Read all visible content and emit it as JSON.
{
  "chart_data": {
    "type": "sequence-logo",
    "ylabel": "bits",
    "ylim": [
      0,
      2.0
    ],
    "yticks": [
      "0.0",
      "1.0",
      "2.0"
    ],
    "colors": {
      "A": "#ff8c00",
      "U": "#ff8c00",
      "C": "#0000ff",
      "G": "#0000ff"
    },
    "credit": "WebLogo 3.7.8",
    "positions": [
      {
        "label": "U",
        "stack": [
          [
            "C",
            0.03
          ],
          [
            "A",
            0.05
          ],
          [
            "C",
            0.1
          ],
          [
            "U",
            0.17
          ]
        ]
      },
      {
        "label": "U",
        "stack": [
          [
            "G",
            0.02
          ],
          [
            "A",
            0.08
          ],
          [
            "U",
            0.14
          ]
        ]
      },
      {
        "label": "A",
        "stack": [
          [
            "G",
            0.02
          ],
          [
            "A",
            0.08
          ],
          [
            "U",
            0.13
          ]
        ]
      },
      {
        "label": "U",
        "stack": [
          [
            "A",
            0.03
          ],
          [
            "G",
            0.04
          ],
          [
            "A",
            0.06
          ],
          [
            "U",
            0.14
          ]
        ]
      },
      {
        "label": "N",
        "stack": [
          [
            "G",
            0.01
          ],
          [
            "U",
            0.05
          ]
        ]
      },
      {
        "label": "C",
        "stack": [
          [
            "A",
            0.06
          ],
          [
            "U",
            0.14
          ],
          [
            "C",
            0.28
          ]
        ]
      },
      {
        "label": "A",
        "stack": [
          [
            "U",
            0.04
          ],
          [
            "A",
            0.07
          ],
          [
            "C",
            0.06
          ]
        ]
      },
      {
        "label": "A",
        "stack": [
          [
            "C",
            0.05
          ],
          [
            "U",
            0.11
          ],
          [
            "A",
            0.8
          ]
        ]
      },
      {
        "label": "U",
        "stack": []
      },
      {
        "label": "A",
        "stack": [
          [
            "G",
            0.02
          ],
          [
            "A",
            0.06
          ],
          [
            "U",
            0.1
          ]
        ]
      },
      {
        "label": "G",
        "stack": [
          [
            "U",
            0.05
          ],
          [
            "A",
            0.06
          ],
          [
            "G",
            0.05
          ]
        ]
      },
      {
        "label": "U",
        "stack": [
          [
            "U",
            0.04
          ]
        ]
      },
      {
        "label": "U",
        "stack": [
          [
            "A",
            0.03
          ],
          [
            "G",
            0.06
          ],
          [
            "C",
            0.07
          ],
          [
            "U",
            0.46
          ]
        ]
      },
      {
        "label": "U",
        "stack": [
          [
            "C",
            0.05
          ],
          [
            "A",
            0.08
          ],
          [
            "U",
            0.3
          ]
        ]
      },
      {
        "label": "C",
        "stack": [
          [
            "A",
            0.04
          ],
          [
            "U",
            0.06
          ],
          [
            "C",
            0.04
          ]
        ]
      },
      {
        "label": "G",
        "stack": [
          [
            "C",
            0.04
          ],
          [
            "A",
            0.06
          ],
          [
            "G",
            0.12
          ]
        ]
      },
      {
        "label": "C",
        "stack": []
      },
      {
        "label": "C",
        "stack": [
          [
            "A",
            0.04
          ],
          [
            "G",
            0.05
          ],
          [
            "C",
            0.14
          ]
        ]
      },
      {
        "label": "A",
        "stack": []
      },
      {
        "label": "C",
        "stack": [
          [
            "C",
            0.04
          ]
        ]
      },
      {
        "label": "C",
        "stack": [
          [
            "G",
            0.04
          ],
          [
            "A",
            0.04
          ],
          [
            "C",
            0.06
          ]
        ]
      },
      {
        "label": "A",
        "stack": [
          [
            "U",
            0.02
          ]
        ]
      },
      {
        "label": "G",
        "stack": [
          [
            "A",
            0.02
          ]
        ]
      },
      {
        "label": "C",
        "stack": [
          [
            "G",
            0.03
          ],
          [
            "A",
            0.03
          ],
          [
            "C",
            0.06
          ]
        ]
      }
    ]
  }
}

--- THE REQUEST ---
Please set down the whole listing above without altering a single line.

--- TASK ANSWER ---
Read all visible content and emit it as JSON.
{
  "chart_data": {
    "type": "sequence-logo",
    "ylabel": "bits",
    "ylim": [
      0,
      2.0
    ],
    "yticks": [
      "0.0",
      "1.0",
      "2.0"
    ],
    "colors": {
      "A": "#ff8c00",
      "U": "#ff8c00",
      "C": "#0000ff",
      "G": "#0000ff"
    },
    "credit": "WebLogo 3.7.8",
    "positions": [
      {
        "label": "U",
        "stack": [
          [
            "C",
            0.03
          ],
          [
            "A",
            0.05
          ],
          [
            "C",
            0.1
          ],
          [
            "U",
            0.17
          ]
        ]
      },
      {
        "label": "U",
        "stack": [
          [
            "G",
            0.02
          ],
          [
            "A",
            0.08
          ],
          [
            "U",
            0.14
          ]
        ]
      },
      {
        "label": "A",
        "stack": [
          [
            "G",
            0.02
          ],
          [
            "A",
            0.08
          ],
          [
            "U",
            0.13
          ]
        ]
      },
      {
        "label": "U",
        "stack": [
          [
            "A",
            0.03
          ],
          [
            "G",
            0.04
          ],
          [
            "A",
            0.06
          ],
          [
            "U",
            0.14
          ]
        ]
      },
      {
        "label": "N",
        "stack": [
          [
            "G",
            0.01
          ],
          [
            "U",
            0.05
          ]
        ]
      },
      {
        "label": "C",
        "stack": [
          [
            "A",
            0.06
          ],
          [
            "U",
            0.14
          ],
          [
            "C",
            0.28
          ]
        ]
      },
      {
        "label": "A",
        "stack": [
          [
            "U",
            0.04
          ],
          [
            "A",
            0.07
          ],
          [
            "C",
            0.06
          ]
        ]
      },
      {
        "label": "A",
        "stack": [
          [
            "C",
            0.05
          ],
          [
            "U",
            0.11
          ],
          [
            "A",
            0.8
          ]
        ]
      },
      {
        "label": "U",
        "stack": []
      },
      {
        "label": "A",
        "stack": [
          [
            "G",
            0.02
          ],
          [
            "A",
            0.06
          ],
          [
            "U",
            0.1
          ]
        ]
      },
      {
        "label": "G",
        "stack": [
          [
            "U",
            0.05
          ],
          [
            "A",
            0.06
          ],
          [
            "G",
            0.05
          ]
        ]
      },
      {
        "label": "U",
        "stack": [
          [
            "U",
            0.04
          ]
        ]
      },
      {
        "label": "U",
        "stack": [
          [
            "A",
            0.03
          ],
          [
            "G",
            0.06
          ],
          [
            "C",
            0.07
          ],
          [
            "U",
            0.46
          ]
        ]
      },
      {
        "label": "U",
        "stack": [
          [
            "C",
            0.05
          ],
          [
            "A",
            0.08
          ],
          [
            "U",
            0.3
          ]
        ]
      },
      {
        "label": "C",
        "stack": [
          [
            "A",
            0.04
          ],
          [
            "U",
            0.06
          ],
          [
            "C",
            0.04
          ]
        ]
      },
      {
        "label": "G",
        "stack": [
          [
            "C",
            0.04
          ],
          [
            "A",
            0.06
          ],
          [
            "G",
            0.12
          ]
        ]
      },
      {
        "label": "C",
        "stack": []
      },
      {
        "label": "C",
        "stack": [
          [
            "A",
            0.04
          ],
          [
            "G",
            0.05
          ],
          [
            "C",
            0.14
          ]
        ]
      },
      {
        "label": "A",
        "stack": []
      },
      {
        "label": "C",
        "stack": [
          [
            "C",
            0.04
          ]
        ]
      },
      {
        "label": "C",
        "stack": [
          [
            "G",
            0.04
          ],
          [
            "A",
            0.04
          ],
          [
            "C",
            0.06
          ]
        ]
      },
      {
        "label": "A",
        "stack": [
          [
            "U",
            0.02
          ]
        ]
      },
      {
        "label": "G",
        "stack": [
          [
            "A",
            0.02
          ]
        ]
      },
      {
        "label": "C",
        "stack": [
          [
            "G",
            0.03
          ],
          [
            "A",
            0.03
          ],
          [
            "C",
            0.06
          ]
        ]
      }
    ]
  }
}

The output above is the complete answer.